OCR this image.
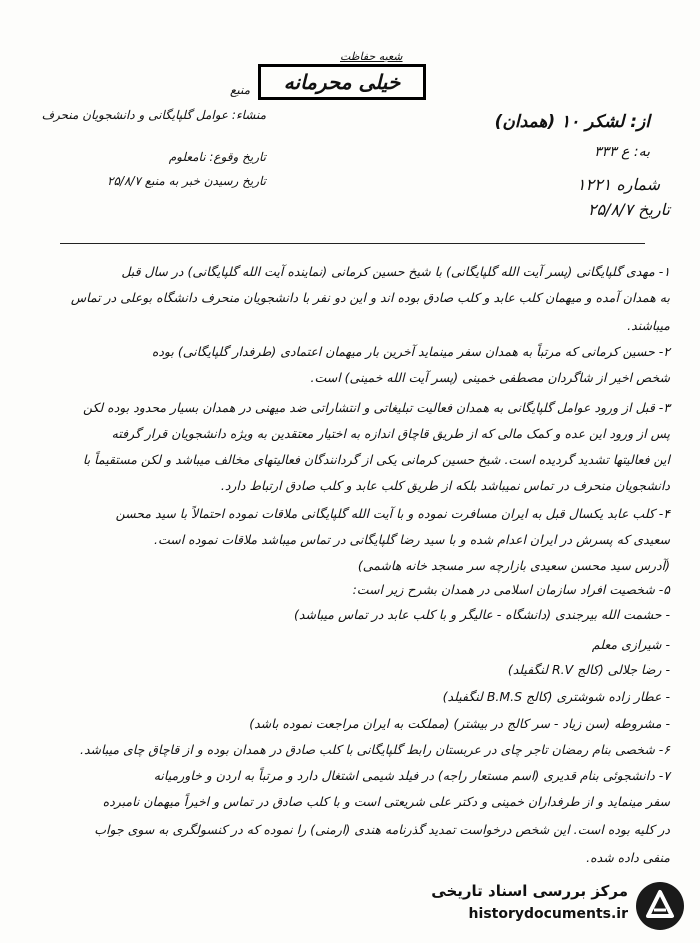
شعبه حفاظت
خیلی محرمانه
منبع
منشاء: عوامل گلپایگانی و دانشجویان منحرف
تاریخ وقوع: نامعلوم
تاریخ رسیدن خبر به منبع ۲۵/۸/۷
از: لشکر ۱۰ (همدان)
به: ع ۳۳۳
شماره ۱۲۲۱
تاریخ ۲۵/۸/۷
۱- مهدی گلپایگانی (پسر آیت الله گلپایگانی) با شیخ حسین کرمانی (نماینده آیت الله گلپایگانی) در سال قبل
به همدان آمده و میهمان کلب عابد و کلب صادق بوده اند و این دو نفر با دانشجویان منحرف دانشگاه بوعلی در تماس
میباشند.
۲- حسین کرمانی که مرتباً به همدان سفر مینماید آخرین بار میهمان اعتمادی (طرفدار گلپایگانی) بوده
شخص اخیر از شاگردان مصطفی خمینی (پسر آیت الله خمینی) است.
۳- قبل از ورود عوامل گلپایگانی به همدان فعالیت تبلیغاتی و انتشاراتی ضد میهنی در همدان بسیار محدود بوده لکن
پس از ورود این عده و کمک مالی که از طریق قاچاق اندازه به اختیار معتقدین به ویژه دانشجویان قرار گرفته
این فعالیتها تشدید گردیده است. شیخ حسین کرمانی یکی از گردانندگان فعالیتهای مخالف میباشد و لکن مستقیماً با
دانشجویان منحرف در تماس نمیباشد بلکه از طریق کلب عابد و کلب صادق ارتباط دارد.
۴- کلب عابد یکسال قبل به ایران مسافرت نموده و با آیت الله گلپایگانی ملاقات نموده احتمالاً با سید محسن
سعیدی که پسرش در ایران اعدام شده و با سید رضا گلپایگانی در تماس میباشد ملاقات نموده است.
(آدرس سید محسن سعیدی بازارچه سر مسجد خانه هاشمی)
۵- شخصیت افراد سازمان اسلامی در همدان بشرح زیر است:
- حشمت الله بیرجندی (دانشگاه - عالیگر و با کلب عابد در تماس میباشد)
- شیرازی معلم
- رضا جلالی (کالج R.V لنگفیلد)
- عطار زاده شوشتری (کالج B.M.S لنگفیلد)
- مشروطه (سن زیاد - سر کالج در بیشتر) (مملکت به ایران مراجعت نموده باشد)
۶- شخصی بنام رمضان تاجر چای در عربستان رابط گلپایگانی با کلب صادق در همدان بوده و از قاچاق چای میباشد.
۷- دانشجوئی بنام قدیری (اسم مستعار راجه) در فیلد شیمی اشتغال دارد و مرتباً به اردن و خاورمیانه
سفر مینماید و از طرفداران خمینی و دکتر علی شریعتی است و با کلب صادق در تماس و اخیراً میهمان نامبرده
در کلیه بوده است. این شخص درخواست تمدید گذرنامه هندی (ارمنی) را نموده که در کنسولگری به سوی جواب
منفی داده شده.
مرکز بررسی اسناد تاریخی
historydocuments.ir
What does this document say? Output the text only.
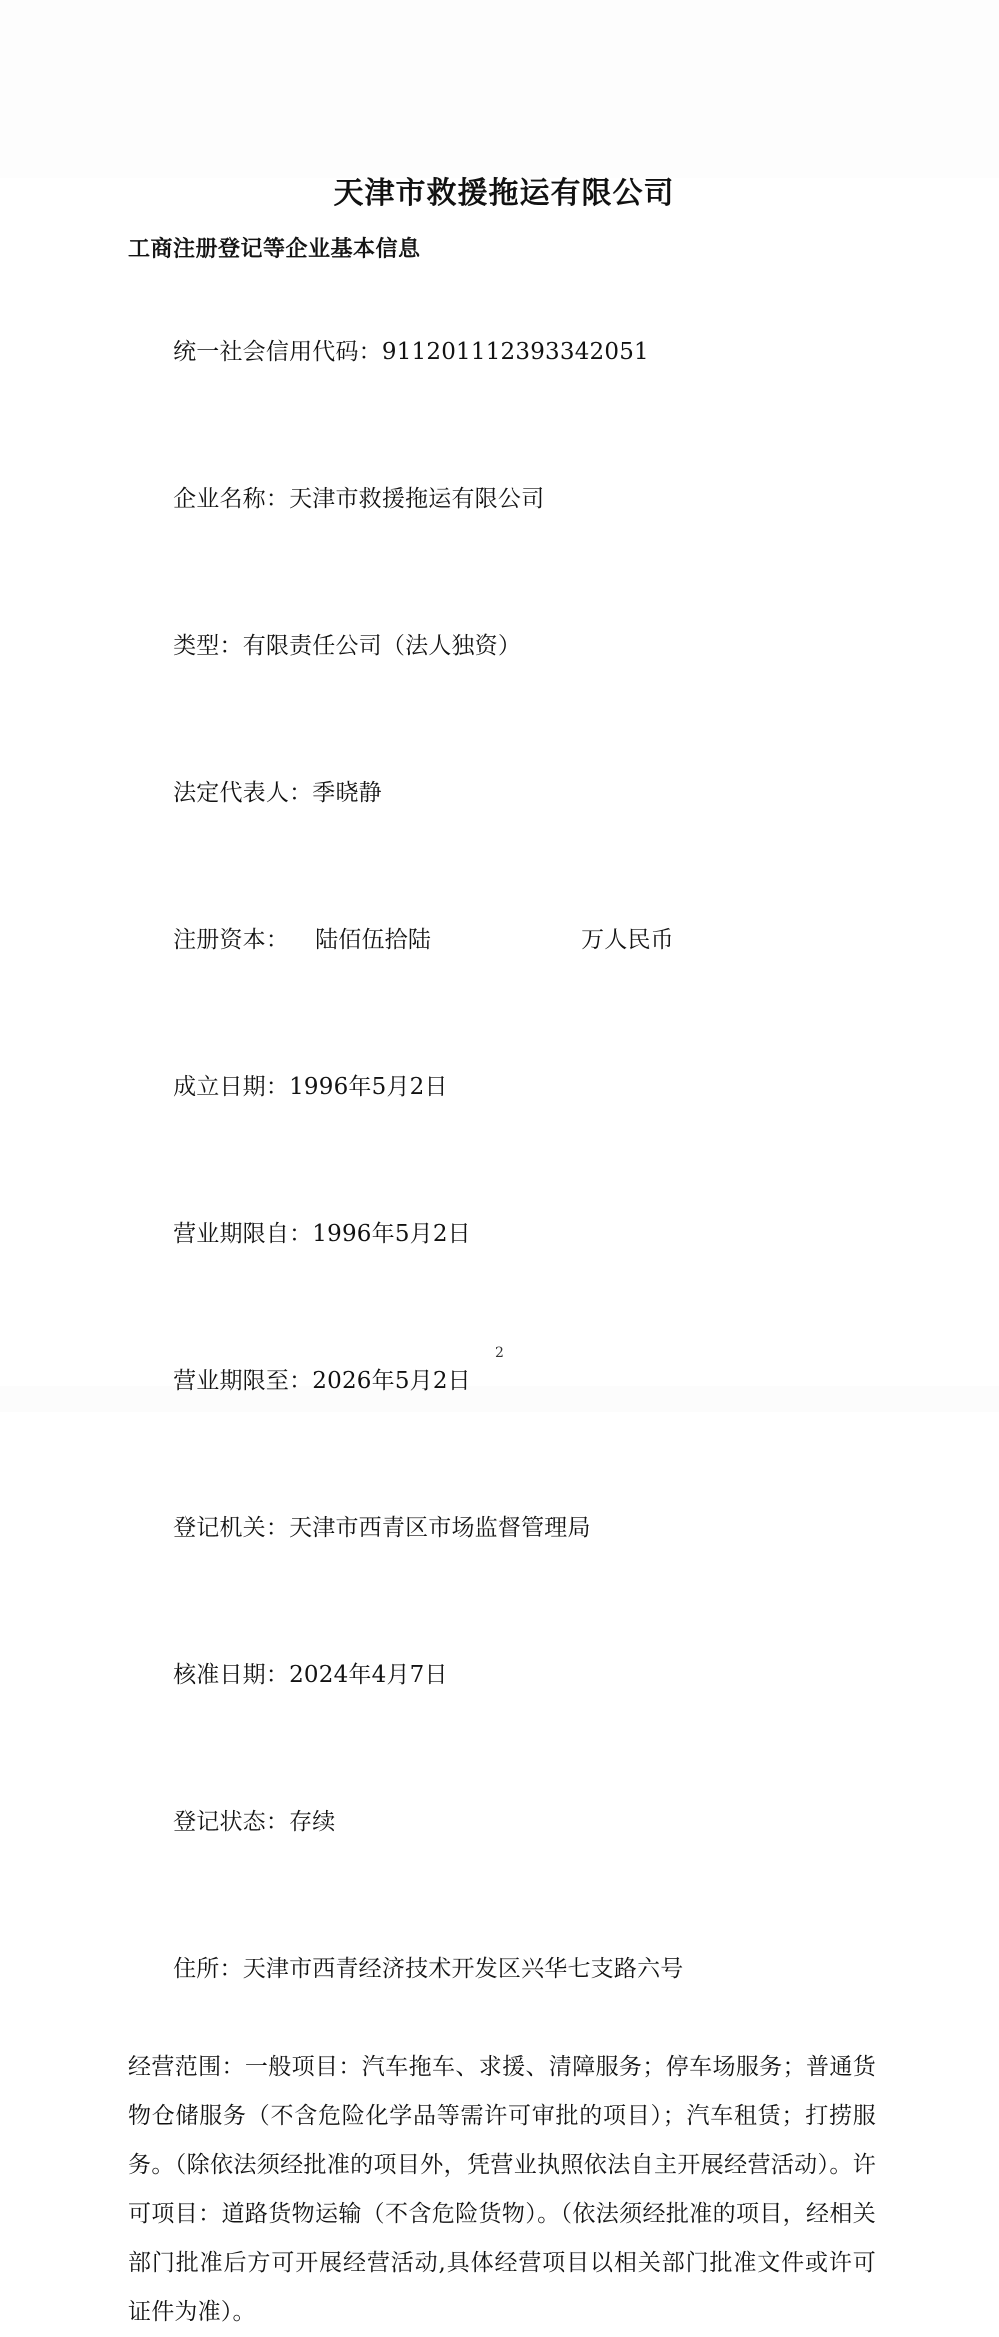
天津市救援拖运有限公司
工商注册登记等企业基本信息

统一社会信用代码：911201112393342051

企业名称：天津市救援拖运有限公司

类型：有限责任公司（法人独资）

法定代表人：季晓静

注册资本： 陆佰伍拾陆	万人民币

成立日期：1996年5月2日

营业期限自：1996年5月2日

营业期限至：2026年5月2日

登记机关：天津市西青区市场监督管理局

核准日期：2024年4月7日

登记状态：存续

住所：天津市西青经济技术开发区兴华七支路六号

经营范围：一般项目：汽车拖车、求援、清障服务；停车场服务；普通货物仓储服务（不含危险化学品等需许可审批的项目）；汽车租赁；打捞服务。（除依法须经批准的项目外，凭营业执照依法自主开展经营活动）。许可项目：道路货物运输（不含危险货物）。（依法须经批准的项目，经相关部门批准后方可开展经营活动,具体经营项目以相关部门批准文件或许可证件为准）。

2
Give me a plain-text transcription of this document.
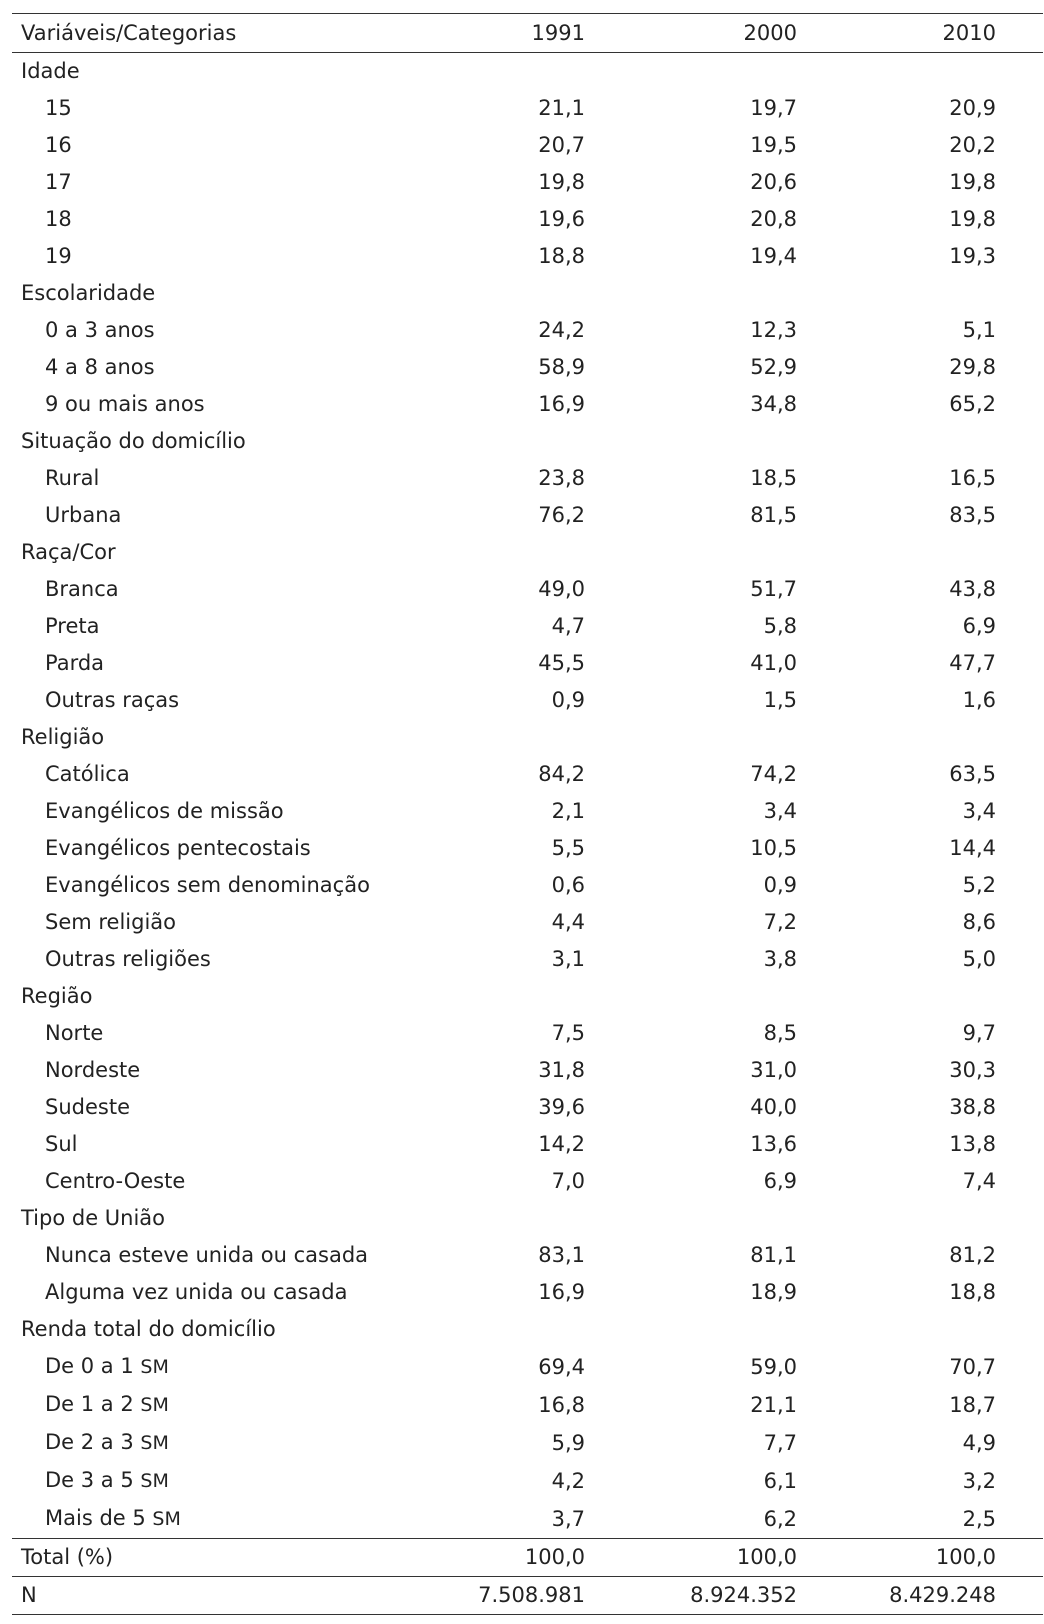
Variáveis/Categorias	1991	2000	2010	
Idade				
15	21,1	19,7	20,9	
16	20,7	19,5	20,2	
17	19,8	20,6	19,8	
18	19,6	20,8	19,8	
19	18,8	19,4	19,3	
Escolaridade				
0 a 3 anos	24,2	12,3	5,1	
4 a 8 anos	58,9	52,9	29,8	
9 ou mais anos	16,9	34,8	65,2	
Situação do domicílio				
Rural	23,8	18,5	16,5	
Urbana	76,2	81,5	83,5	
Raça/Cor				
Branca	49,0	51,7	43,8	
Preta	4,7	5,8	6,9	
Parda	45,5	41,0	47,7	
Outras raças	0,9	1,5	1,6	
Religião				
Católica	84,2	74,2	63,5	
Evangélicos de missão	2,1	3,4	3,4	
Evangélicos pentecostais	5,5	10,5	14,4	
Evangélicos sem denominação	0,6	0,9	5,2	
Sem religião	4,4	7,2	8,6	
Outras religiões	3,1	3,8	5,0	
Região				
Norte	7,5	8,5	9,7	
Nordeste	31,8	31,0	30,3	
Sudeste	39,6	40,0	38,8	
Sul	14,2	13,6	13,8	
Centro-Oeste	7,0	6,9	7,4	
Tipo de União				
Nunca esteve unida ou casada	83,1	81,1	81,2	
Alguma vez unida ou casada	16,9	18,9	18,8	
Renda total do domicílio				
De 0 a 1 SM	69,4	59,0	70,7	
De 1 a 2 SM	16,8	21,1	18,7	
De 2 a 3 SM	5,9	7,7	4,9	
De 3 a 5 SM	4,2	6,1	3,2	
Mais de 5 SM	3,7	6,2	2,5	
Total (%)	100,0	100,0	100,0	
N	7.508.981	8.924.352	8.429.248	
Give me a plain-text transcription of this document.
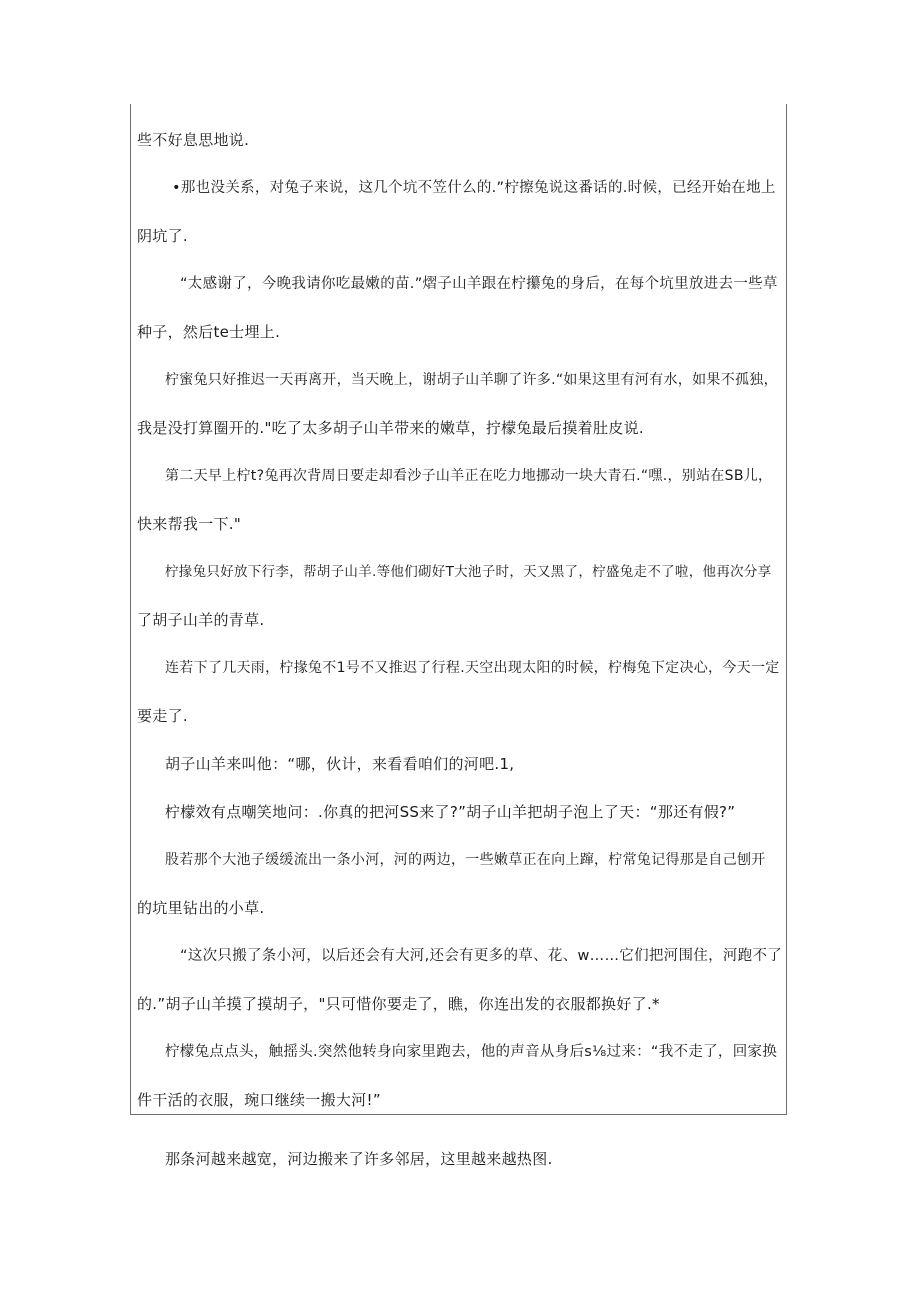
些不好息思地说.
•那也没关系，对兔子来说，这几个坑不笠什么的.”柠擦兔说这番话的.时候，已经开始在地上
阴坑了.
“太感谢了，今晚我请你吃最嫩的苗.”熠子山羊跟在柠攥兔的身后，在每个坑里放进去一些草
种子，然后te士埋上.
柠蜜兔只好推迟一天再离开，当天晚上，谢胡子山羊聊了许多.“如果这里有河有水，如果不孤独，
我是没打算圈开的."吃了太多胡子山羊带来的嫩草，拧檬兔最后摸着肚皮说.
第二天早上柠t?兔再次背周日要走却看沙子山羊正在吃力地挪动一块大青石.“嘿.，别站在SB儿，
快来帮我一下."
柠掾兔只好放下行李，帮胡子山羊.等他们砌好T大池子时，天又黑了，柠盛兔走不了啦，他再次分享
了胡子山羊的青草.
连若下了几天雨，柠掾兔不1号不又推迟了行程.天空出现太阳的时候，柠梅兔下定决心，今天一定
要走了.
胡子山羊来叫他：“哪，伙计，来看看咱们的河吧.1,
柠檬效有点嘲笑地问：.你真的把河SS来了?”胡子山羊把胡子泡上了天：“那还有假?”
股若那个大池子缓缓流出一条小河，河的两边，一些嫩草正在向上蹿，柠常兔记得那是自己刨开
的坑里钻出的小草.
“这次只搬了条小河，以后还会有大河,还会有更多的草、花、w……它们把河围住，河跑不了
的.”胡子山羊摸了摸胡子，"只可惜你要走了，瞧，你连出发的衣服都换好了.*
柠檬兔点点头，触摇头.突然他转身向家里跑去，他的声音从身后s⅛过来：“我不走了，回家换
件干活的衣服，琬口继续一搬大河!”
那条河越来越宽，河边搬来了许多邻居，这里越来越热图.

^^^^^^^^^^^^^^^^

* _WORK TO BE COMPLETED_: Extract every line above that contains the word "عابد".

* _THE RESULT_:
به همدان آمده و میهمان کلب عابد و کلب صادق بوده اند و این دو نفر با دانشجویان منحرف دانشگاه بوعلی در تماس
دانشجویان منحرف در تماس نمیباشد بلکه از طریق کلب عابد و کلب صادق ارتباط دارد.
۴- کلب عابد یکسال قبل به ایران مسافرت نموده و با آیت الله گلپایگانی ملاقات نموده احتمالاً با سید محسن
- حشمت الله بیرجندی (دانشگاه - عالیگر و با کلب عابد در تماس میباشد)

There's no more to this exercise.